*Aim*.
Reproduce each record below exactly as written.

*Material for the task*.

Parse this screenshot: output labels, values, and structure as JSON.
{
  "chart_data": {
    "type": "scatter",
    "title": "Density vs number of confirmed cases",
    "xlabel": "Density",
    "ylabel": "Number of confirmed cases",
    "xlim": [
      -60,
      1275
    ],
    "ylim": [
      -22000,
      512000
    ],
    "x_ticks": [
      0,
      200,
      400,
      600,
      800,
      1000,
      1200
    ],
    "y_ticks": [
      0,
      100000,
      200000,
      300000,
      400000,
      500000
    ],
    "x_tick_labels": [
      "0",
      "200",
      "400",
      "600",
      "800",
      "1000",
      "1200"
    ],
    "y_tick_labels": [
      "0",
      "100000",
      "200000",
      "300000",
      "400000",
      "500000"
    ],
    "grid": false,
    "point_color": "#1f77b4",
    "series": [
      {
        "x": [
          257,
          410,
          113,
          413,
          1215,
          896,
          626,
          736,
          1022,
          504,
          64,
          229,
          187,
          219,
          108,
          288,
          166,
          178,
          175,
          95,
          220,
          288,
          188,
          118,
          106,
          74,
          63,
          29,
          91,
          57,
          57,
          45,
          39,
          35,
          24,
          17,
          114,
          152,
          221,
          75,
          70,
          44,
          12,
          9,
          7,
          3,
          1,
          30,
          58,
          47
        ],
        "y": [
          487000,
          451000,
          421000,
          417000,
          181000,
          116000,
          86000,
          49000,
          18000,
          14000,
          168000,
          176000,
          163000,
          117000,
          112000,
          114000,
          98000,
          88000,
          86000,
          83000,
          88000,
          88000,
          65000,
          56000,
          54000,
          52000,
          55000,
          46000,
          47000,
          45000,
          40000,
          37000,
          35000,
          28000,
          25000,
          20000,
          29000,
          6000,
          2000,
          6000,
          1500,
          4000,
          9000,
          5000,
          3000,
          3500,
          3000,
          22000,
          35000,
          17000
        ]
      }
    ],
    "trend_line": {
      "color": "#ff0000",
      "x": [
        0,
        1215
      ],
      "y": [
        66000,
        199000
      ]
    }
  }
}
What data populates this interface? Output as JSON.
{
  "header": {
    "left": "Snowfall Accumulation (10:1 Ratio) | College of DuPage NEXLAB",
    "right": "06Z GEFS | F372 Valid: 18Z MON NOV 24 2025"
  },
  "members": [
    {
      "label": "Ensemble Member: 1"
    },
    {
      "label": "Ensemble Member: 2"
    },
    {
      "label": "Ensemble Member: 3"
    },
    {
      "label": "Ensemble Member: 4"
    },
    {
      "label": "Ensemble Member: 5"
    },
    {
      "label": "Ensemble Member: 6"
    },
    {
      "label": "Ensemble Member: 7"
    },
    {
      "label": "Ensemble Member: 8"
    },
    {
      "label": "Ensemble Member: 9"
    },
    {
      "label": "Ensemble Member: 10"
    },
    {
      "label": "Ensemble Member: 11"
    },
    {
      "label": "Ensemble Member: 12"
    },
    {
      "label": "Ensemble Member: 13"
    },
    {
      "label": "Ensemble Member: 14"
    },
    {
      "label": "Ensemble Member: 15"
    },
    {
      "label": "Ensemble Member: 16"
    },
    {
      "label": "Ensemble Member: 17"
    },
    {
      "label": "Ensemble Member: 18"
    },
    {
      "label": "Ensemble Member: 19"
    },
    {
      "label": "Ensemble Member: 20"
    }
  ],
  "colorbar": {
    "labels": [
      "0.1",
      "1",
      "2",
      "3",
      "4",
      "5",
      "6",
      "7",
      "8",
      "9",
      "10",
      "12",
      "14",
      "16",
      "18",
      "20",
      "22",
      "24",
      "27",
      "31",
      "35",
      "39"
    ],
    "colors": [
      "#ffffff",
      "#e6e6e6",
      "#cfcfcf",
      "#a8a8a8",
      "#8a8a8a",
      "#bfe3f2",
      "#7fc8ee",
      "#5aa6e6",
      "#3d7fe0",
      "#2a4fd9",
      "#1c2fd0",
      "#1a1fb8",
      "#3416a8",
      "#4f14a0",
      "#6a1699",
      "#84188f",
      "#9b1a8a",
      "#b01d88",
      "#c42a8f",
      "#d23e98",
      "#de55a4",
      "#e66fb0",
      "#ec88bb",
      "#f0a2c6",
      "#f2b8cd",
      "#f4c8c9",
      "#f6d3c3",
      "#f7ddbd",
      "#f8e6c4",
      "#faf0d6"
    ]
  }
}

*Answer to the task*.
Parse this screenshot: output labels, values, and structure as JSON.
{
  "chart_data": {
    "type": "scatter",
    "title": "Density vs number of confirmed cases",
    "xlabel": "Density",
    "ylabel": "Number of confirmed cases",
    "xlim": [
      -60,
      1275
    ],
    "ylim": [
      -22000,
      512000
    ],
    "x_ticks": [
      0,
      200,
      400,
      600,
      800,
      1000,
      1200
    ],
    "y_ticks": [
      0,
      100000,
      200000,
      300000,
      400000,
      500000
    ],
    "x_tick_labels": [
      "0",
      "200",
      "400",
      "600",
      "800",
      "1000",
      "1200"
    ],
    "y_tick_labels": [
      "0",
      "100000",
      "200000",
      "300000",
      "400000",
      "500000"
    ],
    "grid": false,
    "point_color": "#1f77b4",
    "series": [
      {
        "x": [
          257,
          410,
          113,
          413,
          1215,
          896,
          626,
          736,
          1022,
          504,
          64,
          229,
          187,
          219,
          108,
          288,
          166,
          178,
          175,
          95,
          220,
          288,
          188,
          118,
          106,
          74,
          63,
          29,
          91,
          57,
          57,
          45,
          39,
          35,
          24,
          17,
          114,
          152,
          221,
          75,
          70,
          44,
          12,
          9,
          7,
          3,
          1,
          30,
          58,
          47
        ],
        "y": [
          487000,
          451000,
          421000,
          417000,
          181000,
          116000,
          86000,
          49000,
          18000,
          14000,
          168000,
          176000,
          163000,
          117000,
          112000,
          114000,
          98000,
          88000,
          86000,
          83000,
          88000,
          88000,
          65000,
          56000,
          54000,
          52000,
          55000,
          46000,
          47000,
          45000,
          40000,
          37000,
          35000,
          28000,
          25000,
          20000,
          29000,
          6000,
          2000,
          6000,
          1500,
          4000,
          9000,
          5000,
          3000,
          3500,
          3000,
          22000,
          35000,
          17000
        ]
      }
    ],
    "trend_line": {
      "color": "#ff0000",
      "x": [
        0,
        1215
      ],
      "y": [
        66000,
        199000
      ]
    }
  }
}
What data populates this interface? Output as JSON.
{
  "header": {
    "left": "Snowfall Accumulation (10:1 Ratio) | College of DuPage NEXLAB",
    "right": "06Z GEFS | F372 Valid: 18Z MON NOV 24 2025"
  },
  "members": [
    {
      "label": "Ensemble Member: 1"
    },
    {
      "label": "Ensemble Member: 2"
    },
    {
      "label": "Ensemble Member: 3"
    },
    {
      "label": "Ensemble Member: 4"
    },
    {
      "label": "Ensemble Member: 5"
    },
    {
      "label": "Ensemble Member: 6"
    },
    {
      "label": "Ensemble Member: 7"
    },
    {
      "label": "Ensemble Member: 8"
    },
    {
      "label": "Ensemble Member: 9"
    },
    {
      "label": "Ensemble Member: 10"
    },
    {
      "label": "Ensemble Member: 11"
    },
    {
      "label": "Ensemble Member: 12"
    },
    {
      "label": "Ensemble Member: 13"
    },
    {
      "label": "Ensemble Member: 14"
    },
    {
      "label": "Ensemble Member: 15"
    },
    {
      "label": "Ensemble Member: 16"
    },
    {
      "label": "Ensemble Member: 17"
    },
    {
      "label": "Ensemble Member: 18"
    },
    {
      "label": "Ensemble Member: 19"
    },
    {
      "label": "Ensemble Member: 20"
    }
  ],
  "colorbar": {
    "labels": [
      "0.1",
      "1",
      "2",
      "3",
      "4",
      "5",
      "6",
      "7",
      "8",
      "9",
      "10",
      "12",
      "14",
      "16",
      "18",
      "20",
      "22",
      "24",
      "27",
      "31",
      "35",
      "39"
    ],
    "colors": [
      "#ffffff",
      "#e6e6e6",
      "#cfcfcf",
      "#a8a8a8",
      "#8a8a8a",
      "#bfe3f2",
      "#7fc8ee",
      "#5aa6e6",
      "#3d7fe0",
      "#2a4fd9",
      "#1c2fd0",
      "#1a1fb8",
      "#3416a8",
      "#4f14a0",
      "#6a1699",
      "#84188f",
      "#9b1a8a",
      "#b01d88",
      "#c42a8f",
      "#d23e98",
      "#de55a4",
      "#e66fb0",
      "#ec88bb",
      "#f0a2c6",
      "#f2b8cd",
      "#f4c8c9",
      "#f6d3c3",
      "#f7ddbd",
      "#f8e6c4",
      "#faf0d6"
    ]
  }
}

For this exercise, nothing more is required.